:: Provided records
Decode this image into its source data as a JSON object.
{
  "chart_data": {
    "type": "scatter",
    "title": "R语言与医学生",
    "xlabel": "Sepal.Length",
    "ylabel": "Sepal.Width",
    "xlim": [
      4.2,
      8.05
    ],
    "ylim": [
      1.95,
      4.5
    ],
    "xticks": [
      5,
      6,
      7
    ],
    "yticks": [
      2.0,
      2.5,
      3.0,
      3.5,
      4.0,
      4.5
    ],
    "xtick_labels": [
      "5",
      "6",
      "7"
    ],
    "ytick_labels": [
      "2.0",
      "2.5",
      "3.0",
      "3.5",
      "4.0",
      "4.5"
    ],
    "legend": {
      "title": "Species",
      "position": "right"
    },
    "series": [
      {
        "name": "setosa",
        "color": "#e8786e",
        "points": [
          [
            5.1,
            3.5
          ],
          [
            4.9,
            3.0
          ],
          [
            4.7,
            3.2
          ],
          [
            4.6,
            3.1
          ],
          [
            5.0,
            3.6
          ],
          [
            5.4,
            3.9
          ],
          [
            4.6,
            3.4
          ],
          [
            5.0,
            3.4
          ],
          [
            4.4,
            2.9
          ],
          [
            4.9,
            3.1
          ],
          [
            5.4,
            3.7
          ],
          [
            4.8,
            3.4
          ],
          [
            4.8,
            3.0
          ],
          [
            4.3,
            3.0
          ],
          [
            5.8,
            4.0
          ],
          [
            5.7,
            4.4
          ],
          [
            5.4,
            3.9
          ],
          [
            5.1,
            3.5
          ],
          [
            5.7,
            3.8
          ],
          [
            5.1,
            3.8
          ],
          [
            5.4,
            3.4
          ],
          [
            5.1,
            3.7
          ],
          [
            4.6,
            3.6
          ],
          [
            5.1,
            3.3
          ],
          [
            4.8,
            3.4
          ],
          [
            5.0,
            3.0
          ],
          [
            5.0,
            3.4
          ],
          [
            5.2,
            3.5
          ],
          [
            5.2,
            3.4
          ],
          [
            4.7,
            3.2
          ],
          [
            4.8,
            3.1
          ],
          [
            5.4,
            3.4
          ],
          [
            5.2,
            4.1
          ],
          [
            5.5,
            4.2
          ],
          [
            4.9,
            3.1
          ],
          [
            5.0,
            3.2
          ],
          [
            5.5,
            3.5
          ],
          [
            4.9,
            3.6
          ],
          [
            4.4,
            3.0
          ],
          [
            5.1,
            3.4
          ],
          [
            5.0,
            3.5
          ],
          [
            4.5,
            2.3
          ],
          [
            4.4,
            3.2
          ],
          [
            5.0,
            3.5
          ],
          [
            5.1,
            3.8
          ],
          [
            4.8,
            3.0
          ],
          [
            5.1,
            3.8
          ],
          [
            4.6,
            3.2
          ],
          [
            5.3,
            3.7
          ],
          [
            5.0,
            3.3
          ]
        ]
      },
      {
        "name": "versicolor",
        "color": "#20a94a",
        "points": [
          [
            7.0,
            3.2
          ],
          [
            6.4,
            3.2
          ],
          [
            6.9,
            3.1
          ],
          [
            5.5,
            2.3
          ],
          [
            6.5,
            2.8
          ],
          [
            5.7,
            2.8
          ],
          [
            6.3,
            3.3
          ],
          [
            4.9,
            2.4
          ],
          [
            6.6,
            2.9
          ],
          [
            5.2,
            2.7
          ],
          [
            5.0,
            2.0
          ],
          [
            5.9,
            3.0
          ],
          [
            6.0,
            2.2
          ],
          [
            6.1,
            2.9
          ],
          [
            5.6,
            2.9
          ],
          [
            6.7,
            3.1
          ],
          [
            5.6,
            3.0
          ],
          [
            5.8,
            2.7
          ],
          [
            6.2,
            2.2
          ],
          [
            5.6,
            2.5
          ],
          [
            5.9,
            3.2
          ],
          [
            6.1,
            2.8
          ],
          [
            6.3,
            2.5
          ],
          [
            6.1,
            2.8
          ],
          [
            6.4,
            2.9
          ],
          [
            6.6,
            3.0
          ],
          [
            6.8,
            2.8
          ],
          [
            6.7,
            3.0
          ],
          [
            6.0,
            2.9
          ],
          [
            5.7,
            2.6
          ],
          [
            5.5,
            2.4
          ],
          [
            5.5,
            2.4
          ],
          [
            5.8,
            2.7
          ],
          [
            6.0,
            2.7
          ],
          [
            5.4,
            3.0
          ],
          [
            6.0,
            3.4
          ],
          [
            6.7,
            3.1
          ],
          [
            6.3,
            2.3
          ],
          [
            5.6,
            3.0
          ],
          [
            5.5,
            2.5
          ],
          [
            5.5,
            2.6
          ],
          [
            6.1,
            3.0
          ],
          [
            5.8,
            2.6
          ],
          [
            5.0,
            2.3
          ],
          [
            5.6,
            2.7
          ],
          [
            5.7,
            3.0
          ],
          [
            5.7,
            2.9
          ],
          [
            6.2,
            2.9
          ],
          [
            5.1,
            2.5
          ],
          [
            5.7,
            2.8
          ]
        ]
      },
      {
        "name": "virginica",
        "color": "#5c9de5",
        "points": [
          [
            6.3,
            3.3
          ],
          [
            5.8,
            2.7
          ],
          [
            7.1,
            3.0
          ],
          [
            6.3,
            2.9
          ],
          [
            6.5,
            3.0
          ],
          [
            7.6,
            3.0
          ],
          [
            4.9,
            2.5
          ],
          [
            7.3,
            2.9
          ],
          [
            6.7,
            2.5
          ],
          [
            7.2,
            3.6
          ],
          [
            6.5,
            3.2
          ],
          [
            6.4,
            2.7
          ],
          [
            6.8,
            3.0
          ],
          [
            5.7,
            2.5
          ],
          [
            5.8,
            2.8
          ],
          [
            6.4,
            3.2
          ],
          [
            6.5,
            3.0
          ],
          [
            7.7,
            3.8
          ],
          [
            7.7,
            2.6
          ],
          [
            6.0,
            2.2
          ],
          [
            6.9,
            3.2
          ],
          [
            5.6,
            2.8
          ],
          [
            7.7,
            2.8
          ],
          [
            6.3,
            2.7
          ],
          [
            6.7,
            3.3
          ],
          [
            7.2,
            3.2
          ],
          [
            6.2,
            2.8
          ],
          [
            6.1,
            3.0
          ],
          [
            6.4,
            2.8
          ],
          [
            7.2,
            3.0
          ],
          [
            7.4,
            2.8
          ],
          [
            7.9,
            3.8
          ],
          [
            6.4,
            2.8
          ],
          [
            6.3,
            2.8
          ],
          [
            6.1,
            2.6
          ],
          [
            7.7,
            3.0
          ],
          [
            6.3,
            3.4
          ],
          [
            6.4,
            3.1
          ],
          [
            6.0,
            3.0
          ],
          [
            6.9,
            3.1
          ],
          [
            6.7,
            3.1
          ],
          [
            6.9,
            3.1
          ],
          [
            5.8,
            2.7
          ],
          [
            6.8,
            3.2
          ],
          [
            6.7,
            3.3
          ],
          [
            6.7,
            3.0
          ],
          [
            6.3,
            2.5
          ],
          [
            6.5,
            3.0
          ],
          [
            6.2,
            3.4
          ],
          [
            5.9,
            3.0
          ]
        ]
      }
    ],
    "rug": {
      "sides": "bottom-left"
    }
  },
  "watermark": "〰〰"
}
::::
### Task to carry out
Whenever "name" turns up in a line, pick that line out.

### Output below
        "name": "setosa",
        "name": "versicolor",
        "name": "virginica",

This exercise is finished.